* _Task requirements_:
a - In the injector valve passage, what can the inhibitor fluid leaving interior storage space 26 help mitigate in the production fluids?
b - Does the injector valve passage support each of these statements? Answer yes or no for each, and quote the deciding words. (i) The inhibitor fluid in interior storage space 26 is kept at a lower pressure than the wellbore at the valve. (ii) Injector valve 28 can stay open for as long as water is detected in the production fluid. (iii) The inhibitor fluid can travel to the surface through production tubing 18.
c - Retype everything in the injector valve passage from "After inhibitor fluid" down to "storage space 26.".

* _Given passage_:
####################
In the open position, injector valve 28 provides a fluid flow path for the inhibitor fluid located within interior storage space 26 to exit interior storage space 26 through injector valve 28. The inhibitor fluid located within interior storage space 26 can be maintained at a pressure that is larger than a pressure within wellbore 12 of subterranean well 10 at the location of injector valve 28. In this way, when injector valve 28 is moved to an open position, the inhibitor fluid located within interior storage space 26 will automatically exit interior storage space 26 through injector valve 28. The inhibitor fluid exiting interior storage space 26 will mix with the production fluids, can react with the production fluids, and can travel with the production fluids to the surface through production tubing 18. In particular, the inhibitor fluid exiting interior storage space 26 can treat the production fluids to mitigate the scale, corrosion, and other potential negative consequences of any water being present in the production fluids.
In certain embodiments, injector valve 28 can be open only for a minimal amount of time. The minimal amount of time will be less than the time it would take for the pressure within interior storage space 26 to equalize with the pressure within wellbore 12 at the location of injector valve 28. Injector valve 28 can remain open for the slow release of inhibitor fluid for as long as water is detected in the production fluid.
After inhibitor fluid has exited interior storage space 26 and injector valve 28 has returned to the closed position, the pressure within interior storage space 26 can be increased and additional inhibitor fluid can be added to interior storage space 26.
####################
* _Entries shown_:

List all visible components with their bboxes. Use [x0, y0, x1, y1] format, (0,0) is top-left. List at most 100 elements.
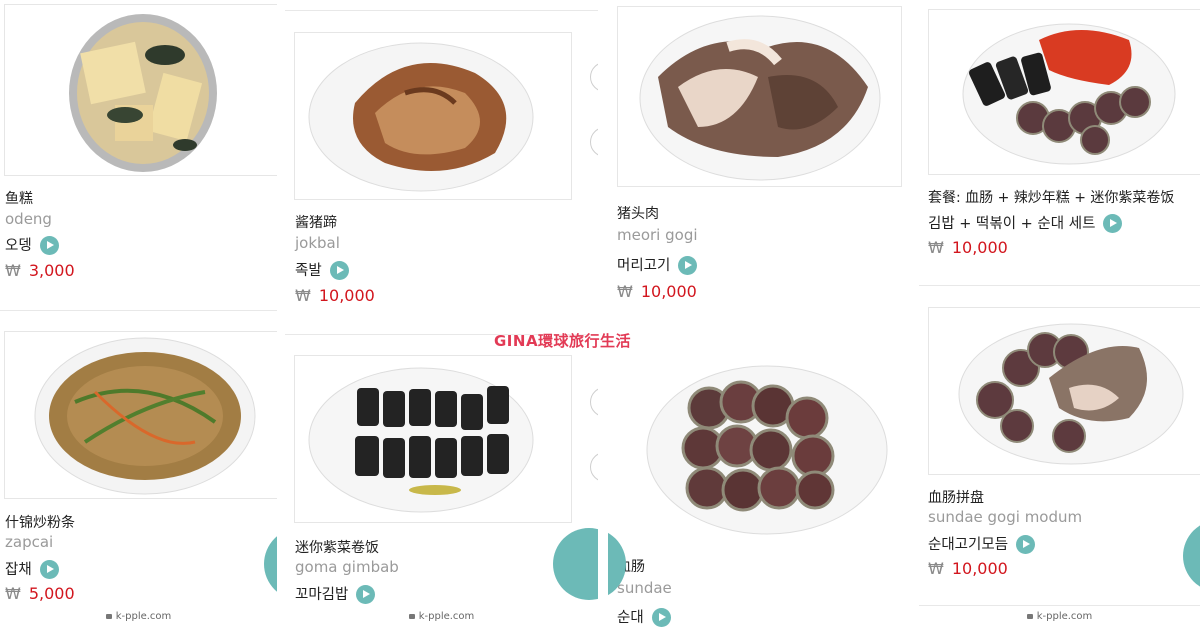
item-image-goma-gimbab[interactable] — [294, 355, 572, 523]
menu-panel-3: 猪头肉 meori gogi 머리고기 ₩10,000 血肠 sundae 순대 — [608, 0, 911, 631]
play-icon[interactable] — [651, 607, 671, 627]
item-name-rom: meori gogi — [617, 226, 698, 244]
currency-symbol: ₩ — [5, 261, 21, 280]
site-url: k-pple.com — [418, 611, 475, 622]
item-name-rom: sundae — [617, 579, 672, 597]
zapcai-food-image — [34, 337, 256, 495]
watermark-text: GINA環球旅行生活 — [494, 332, 632, 350]
lock-icon — [105, 613, 112, 619]
lock-icon — [408, 613, 415, 619]
fork-plate-icon[interactable] — [1183, 520, 1200, 592]
item-name-ko-text: 김밥 + 떡볶이 + 순대 세트 — [928, 216, 1096, 232]
panel-gap — [911, 0, 919, 631]
price-value: 5,000 — [28, 584, 75, 603]
item-name-ko-text: 잡채 — [5, 562, 32, 578]
price-value: 10,000 — [951, 238, 1008, 257]
item-image-set[interactable] — [928, 9, 1200, 175]
play-icon[interactable] — [329, 260, 349, 280]
item-name-ko-text: 머리고기 — [617, 258, 671, 274]
item-price: ₩10,000 — [295, 286, 375, 305]
item-price: ₩10,000 — [617, 282, 697, 301]
item-name-ko: 꼬마김밥 — [295, 583, 376, 605]
item-name-ko: 족발 — [295, 259, 349, 281]
site-url: k-pple.com — [1036, 611, 1093, 622]
currency-symbol: ₩ — [5, 584, 21, 603]
play-icon[interactable] — [1103, 213, 1123, 233]
carousel-button[interactable] — [590, 127, 598, 157]
carousel-button[interactable] — [590, 387, 598, 417]
currency-symbol: ₩ — [295, 286, 311, 305]
item-name-rom: sundae gogi modum — [928, 508, 1083, 526]
item-name-ko: 머리고기 — [617, 254, 698, 276]
item-name-cn: 酱猪蹄 — [295, 215, 337, 231]
item-name-ko: 순대 — [617, 606, 671, 628]
item-name-ko-text: 순대고기모듬 — [928, 537, 1009, 553]
menu-panel-1: 鱼糕 odeng 오뎅 ₩3,000 什锦炒粉条 zapcai 잡채 ₩5,00… — [0, 0, 277, 631]
item-name-ko-text: 오뎅 — [5, 238, 32, 254]
lock-icon — [1026, 613, 1033, 619]
play-icon[interactable] — [356, 584, 376, 604]
sundae-food-image — [646, 365, 888, 535]
item-name-cn: 血肠拼盘 — [928, 490, 984, 506]
item-name-cn: 猪头肉 — [617, 206, 659, 222]
item-name-ko: 김밥 + 떡볶이 + 순대 세트 — [928, 212, 1123, 234]
price-value: 10,000 — [318, 286, 375, 305]
carousel-button[interactable] — [590, 62, 598, 92]
fork-plate-icon[interactable] — [264, 528, 277, 600]
play-icon[interactable] — [678, 255, 698, 275]
divider — [285, 10, 598, 11]
meori-gogi-food-image — [639, 15, 881, 181]
item-name-ko: 순대고기모듬 — [928, 533, 1036, 555]
currency-symbol: ₩ — [928, 238, 944, 257]
item-name-cn: 什锦炒粉条 — [5, 515, 75, 531]
currency-symbol: ₩ — [617, 282, 633, 301]
play-icon[interactable] — [39, 235, 59, 255]
currency-symbol: ₩ — [928, 559, 944, 578]
fork-plate-icon[interactable] — [553, 528, 598, 600]
url-footer: k-pple.com — [0, 611, 277, 631]
item-image-jokbal[interactable] — [294, 32, 572, 200]
item-price: ₩3,000 — [5, 261, 75, 280]
price-value: 10,000 — [640, 282, 697, 301]
sundae-gogi-food-image — [958, 323, 1184, 465]
item-name-cn: 套餐: 血肠 + 辣炒年糕 + 迷你紫菜卷饭 — [928, 190, 1175, 206]
item-price: ₩10,000 — [928, 238, 1008, 257]
odeng-food-image — [69, 14, 217, 172]
divider — [919, 605, 1200, 606]
divider — [919, 285, 1200, 286]
item-name-rom: zapcai — [5, 533, 54, 551]
item-image-meori-gogi[interactable] — [617, 6, 902, 187]
panel-gap — [598, 0, 608, 631]
price-value: 10,000 — [951, 559, 1008, 578]
play-icon[interactable] — [1016, 534, 1036, 554]
item-image-sundae[interactable] — [617, 356, 902, 540]
item-name-ko-text: 꼬마김밥 — [295, 587, 349, 603]
menu-panel-4: 套餐: 血肠 + 辣炒年糕 + 迷你紫菜卷饭 김밥 + 떡볶이 + 순대 세트 … — [919, 0, 1200, 631]
item-price: ₩10,000 — [928, 559, 1008, 578]
price-value: 3,000 — [28, 261, 75, 280]
item-name-cn: 迷你紫菜卷饭 — [295, 540, 379, 556]
url-footer: k-pple.com — [919, 611, 1200, 631]
panel-gap — [277, 0, 285, 631]
item-image-zapcai[interactable] — [4, 331, 277, 499]
menu-panel-2: 酱猪蹄 jokbal 족발 ₩10,000 迷你紫菜卷饭 goma gimbab… — [285, 0, 598, 631]
carousel-button[interactable] — [590, 452, 598, 482]
play-icon[interactable] — [39, 559, 59, 579]
divider — [0, 310, 277, 311]
item-name-rom: goma gimbab — [295, 558, 399, 576]
item-image-odeng[interactable] — [4, 4, 277, 176]
item-name-ko-text: 족발 — [295, 263, 322, 279]
item-name-cn: 鱼糕 — [5, 191, 33, 207]
jokbal-food-image — [308, 42, 534, 192]
item-image-sundae-gogi[interactable] — [928, 307, 1200, 475]
url-footer: k-pple.com — [285, 611, 598, 631]
item-name-rom: jokbal — [295, 234, 340, 252]
item-name-ko: 오뎅 — [5, 234, 59, 256]
site-url: k-pple.com — [115, 611, 172, 622]
item-name-rom: odeng — [5, 210, 52, 228]
item-name-ko-text: 순대 — [617, 610, 644, 626]
goma-gimbab-food-image — [308, 367, 534, 513]
item-price: ₩5,000 — [5, 584, 75, 603]
set-food-image — [962, 23, 1176, 165]
item-name-ko: 잡채 — [5, 558, 59, 580]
####################
* _Answers by task_:
a - It can mitigate the scale, corrosion, and other potential negative consequences of any water in the production fluids.

b -
(i) No: "maintained at a pressure that is larger than a pressure within wellbore 12 of subterranean well 10 at the location of injector valve 28"
(ii) Yes: "Injector valve 28 can remain open for the slow release of inhibitor fluid for as long as water is detected in the production fluid."
(iii) Yes: "can travel with the production fluids to the surface through production tubing 18"

c -
After inhibitor fluid has exited interior storage space 26 and injector valve 28 has returned to the closed position, the pressure within interior storage space 26 can be increased and additional inhibitor fluid can be added to interior storage space 26.